-- start of THE RECORDS --
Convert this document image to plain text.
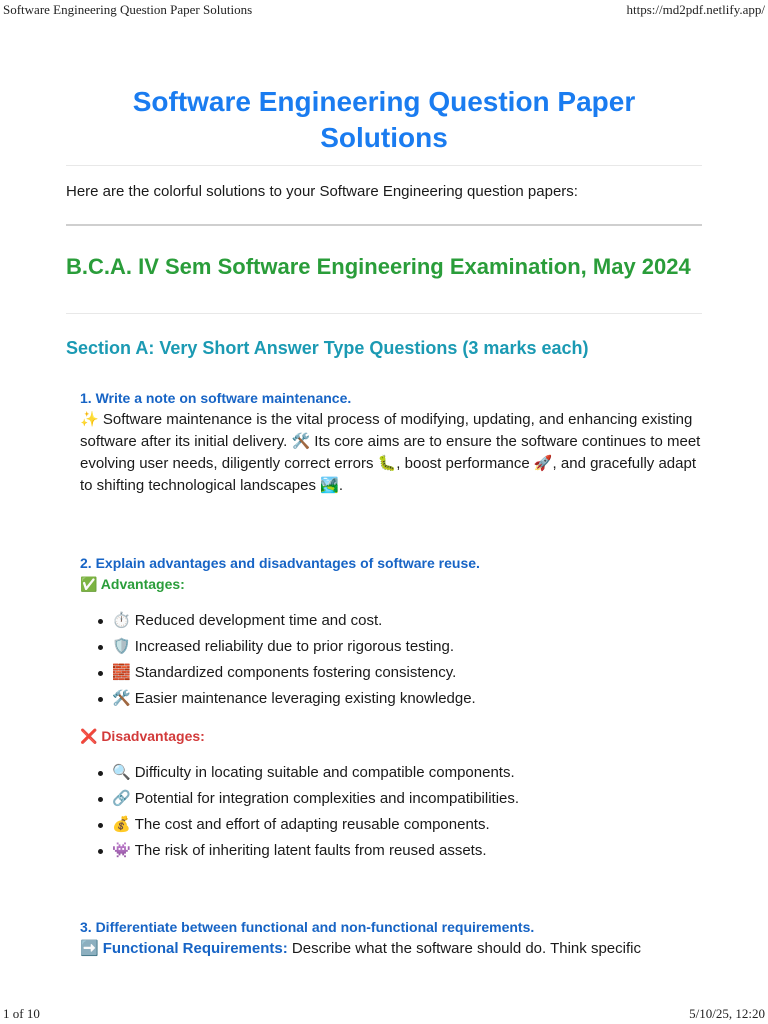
Software Engineering Question Paper Solutions	https://md2pdf.netlify.app/
Software Engineering Question Paper Solutions
Here are the colorful solutions to your Software Engineering question papers:
B.C.A. IV Sem Software Engineering Examination, May 2024
Section A: Very Short Answer Type Questions (3 marks each)

1. Write a note on software maintenance.

✨ Software maintenance is the vital process of modifying, updating, and enhancing existing software after its initial delivery. 🛠️ Its core aims are to ensure the software continues to meet evolving user needs, diligently correct errors 🐛, boost performance 🚀, and gracefully adapt to shifting technological landscapes 🏞️.

2. Explain advantages and disadvantages of software reuse.

✅ Advantages:

⏱️ Reduced development time and cost.
🛡️ Increased reliability due to prior rigorous testing.
🧱 Standardized components fostering consistency.
🛠️ Easier maintenance leveraging existing knowledge.

❌ Disadvantages:

🔍 Difficulty in locating suitable and compatible components.
🔗 Potential for integration complexities and incompatibilities.
💰 The cost and effort of adapting reusable components.
👾 The risk of inheriting latent faults from reused assets.

3. Differentiate between functional and non-functional requirements.

➡️ Functional Requirements: Describe what the software should do. Think specific

1 of 10	5/10/25, 12:20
-- end of THE RECORDS --
__EXERCISE DIRECTIONS__. Restate each entry word for word, leaving out any pictures.

__FINAL RESULT__.
Convert this document image to plain text.
Software Engineering Question Paper Solutions	https://md2pdf.netlify.app/
Software Engineering Question Paper Solutions
Here are the colorful solutions to your Software Engineering question papers:
B.C.A. IV Sem Software Engineering Examination, May 2024
Section A: Very Short Answer Type Questions (3 marks each)

1. Write a note on software maintenance.

✨ Software maintenance is the vital process of modifying, updating, and enhancing existing software after its initial delivery. 🛠️ Its core aims are to ensure the software continues to meet evolving user needs, diligently correct errors 🐛, boost performance 🚀, and gracefully adapt to shifting technological landscapes 🏞️.

2. Explain advantages and disadvantages of software reuse.

✅ Advantages:

⏱️ Reduced development time and cost.
🛡️ Increased reliability due to prior rigorous testing.
🧱 Standardized components fostering consistency.
🛠️ Easier maintenance leveraging existing knowledge.

❌ Disadvantages:

🔍 Difficulty in locating suitable and compatible components.
🔗 Potential for integration complexities and incompatibilities.
💰 The cost and effort of adapting reusable components.
👾 The risk of inheriting latent faults from reused assets.

3. Differentiate between functional and non-functional requirements.

➡️ Functional Requirements: Describe what the software should do. Think specific

1 of 10	5/10/25, 12:20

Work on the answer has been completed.